* EXERCISE TASK:
Retype the lines of the listing from the line with "object-list-toggle[interactable]: Object list" up to and including the line with "chevron-up-icon (456, 889, 466, 896)", with no changes.

Saved entries:

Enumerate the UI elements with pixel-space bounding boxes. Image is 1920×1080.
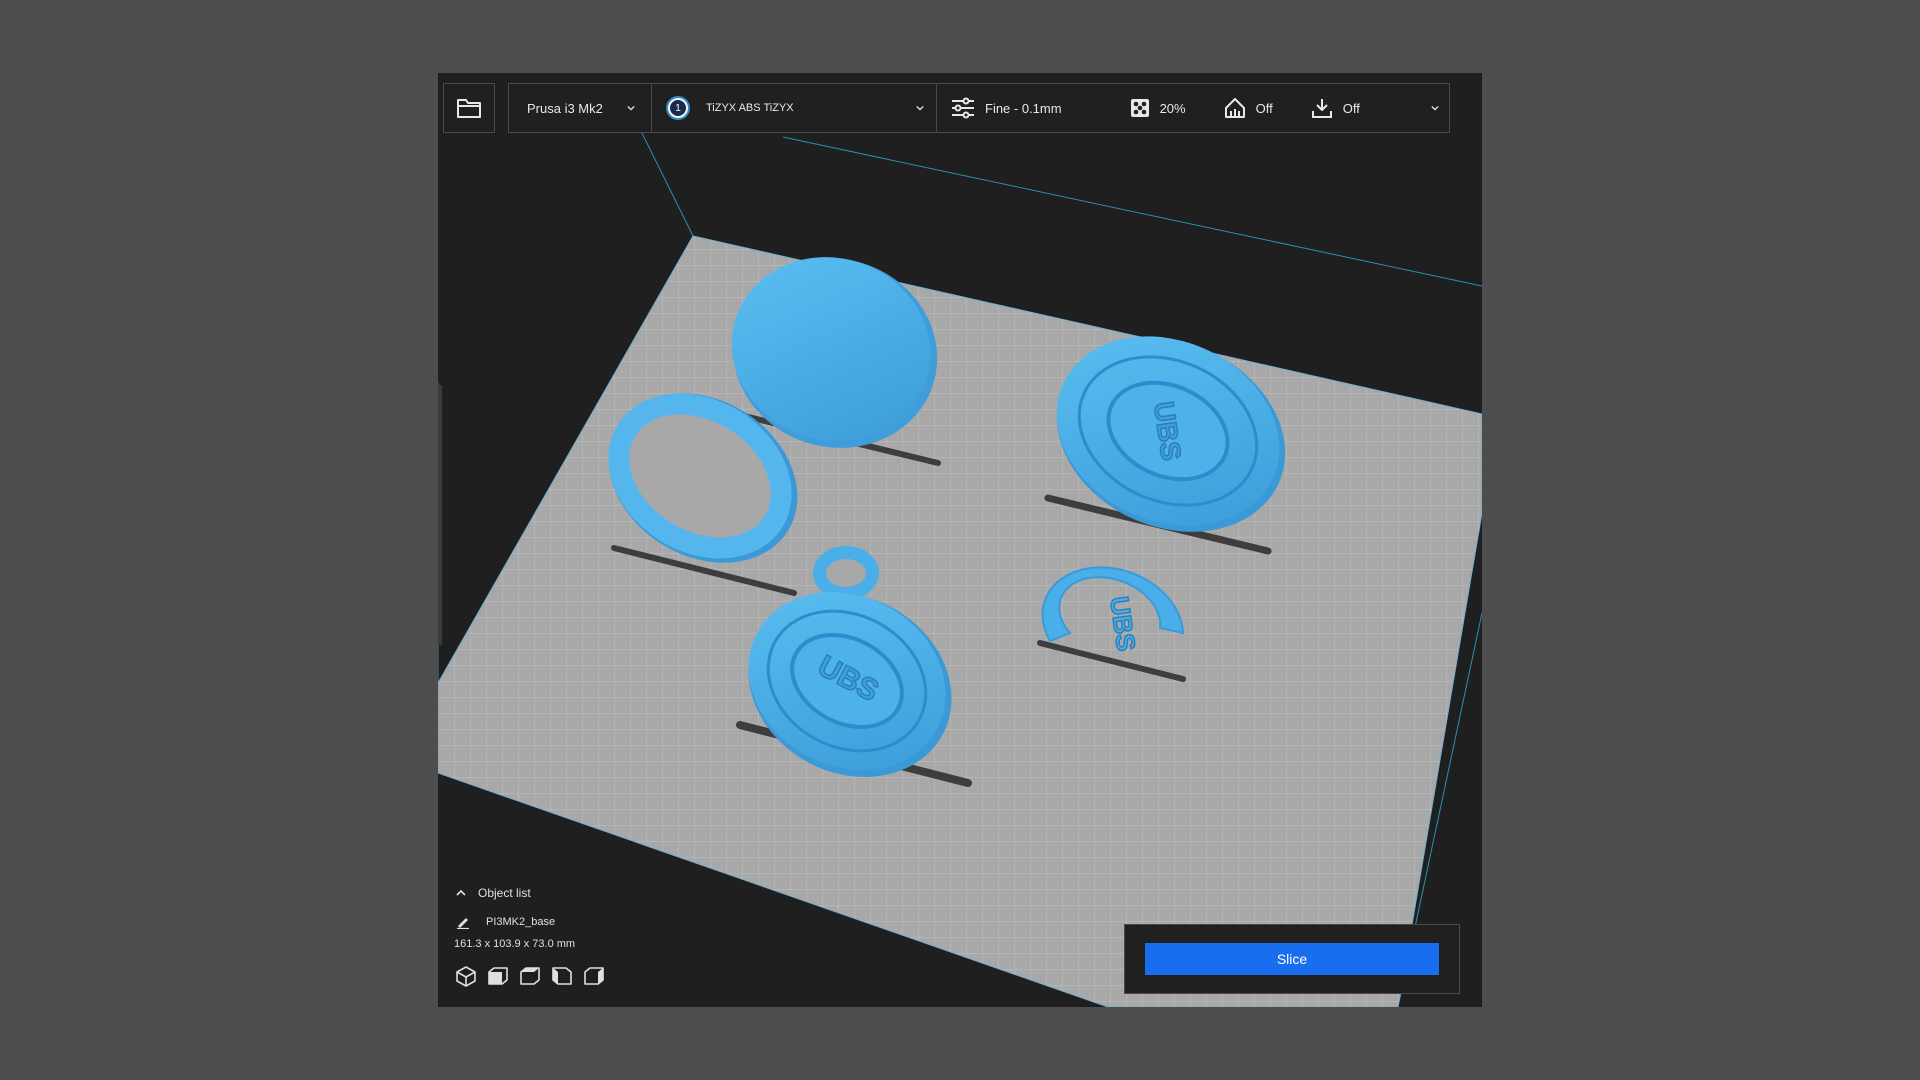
object-list-toggle[interactable]: Object list (454, 883, 754, 903)
print-settings-selector[interactable]: Fine - 0.1mm 20% Off Off (937, 84, 1449, 132)
adhesion-icon (1311, 99, 1332, 118)
object-list-panel: Object list PI3MK2_base 161.3 x 103.9 x … (454, 883, 754, 1003)
chevron-up-icon (456, 889, 466, 896)
adhesion-value: Off (1342, 100, 1360, 116)
front-view-icon[interactable] (486, 964, 510, 988)
object-dimensions: 161.3 x 103.9 x 73.0 mm (454, 938, 576, 950)
support-icon (1224, 98, 1245, 118)
print-setup-toolbar: Prusa i3 Mk2 1 TiZYX ABS TiZYX Fine - 0.… (508, 83, 1450, 133)
cura-window: UBS UBS UBS Prusa i3 Mk2 1 TiZYX ABS TiZ… (438, 73, 1482, 1007)
left-view-icon[interactable] (550, 964, 574, 988)
object-name: PI3MK2_base (486, 916, 556, 928)
material-selector[interactable]: 1 TiZYX ABS TiZYX (652, 84, 936, 132)
build-plate-viewport[interactable]: UBS UBS UBS (438, 73, 1482, 1007)
printer-name: Prusa i3 Mk2 (527, 100, 603, 116)
object-name-row[interactable]: PI3MK2_base (454, 912, 754, 932)
open-file-button[interactable] (443, 83, 495, 133)
chevron-down-icon (916, 105, 924, 111)
slice-panel: Slice (1124, 924, 1460, 994)
material-name: TiZYX ABS TiZYX (706, 102, 794, 114)
chevron-down-icon (627, 105, 635, 111)
viewport-left-edge (438, 385, 442, 645)
extruder-badge: 1 (666, 96, 690, 120)
extruder-number: 1 (670, 100, 686, 116)
settings-sliders-icon (952, 97, 974, 119)
view-orientation-buttons (454, 964, 754, 988)
object-list-title: Object list (478, 886, 531, 900)
support-value: Off (1255, 100, 1273, 116)
infill-icon (1130, 99, 1149, 117)
slice-button[interactable]: Slice (1145, 943, 1439, 975)
profile-name: Fine - 0.1mm (985, 100, 1062, 116)
top-view-icon[interactable] (518, 964, 542, 988)
folder-icon (457, 99, 481, 118)
right-view-icon[interactable] (582, 964, 606, 988)
3d-view-icon[interactable] (454, 964, 478, 988)
printer-selector[interactable]: Prusa i3 Mk2 (509, 84, 651, 132)
pencil-icon (457, 918, 469, 929)
chevron-down-icon (1431, 105, 1439, 111)
infill-value: 20% (1159, 100, 1186, 116)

* EXERCISE ANSWER:
object-list-toggle[interactable]: Object list (454, 883, 754, 903)
print-settings-selector[interactable]: Fine - 0.1mm 20% Off Off (937, 84, 1449, 132)
adhesion-icon (1311, 99, 1332, 118)
object-list-panel: Object list PI3MK2_base 161.3 x 103.9 x … (454, 883, 754, 1003)
chevron-up-icon (456, 889, 466, 896)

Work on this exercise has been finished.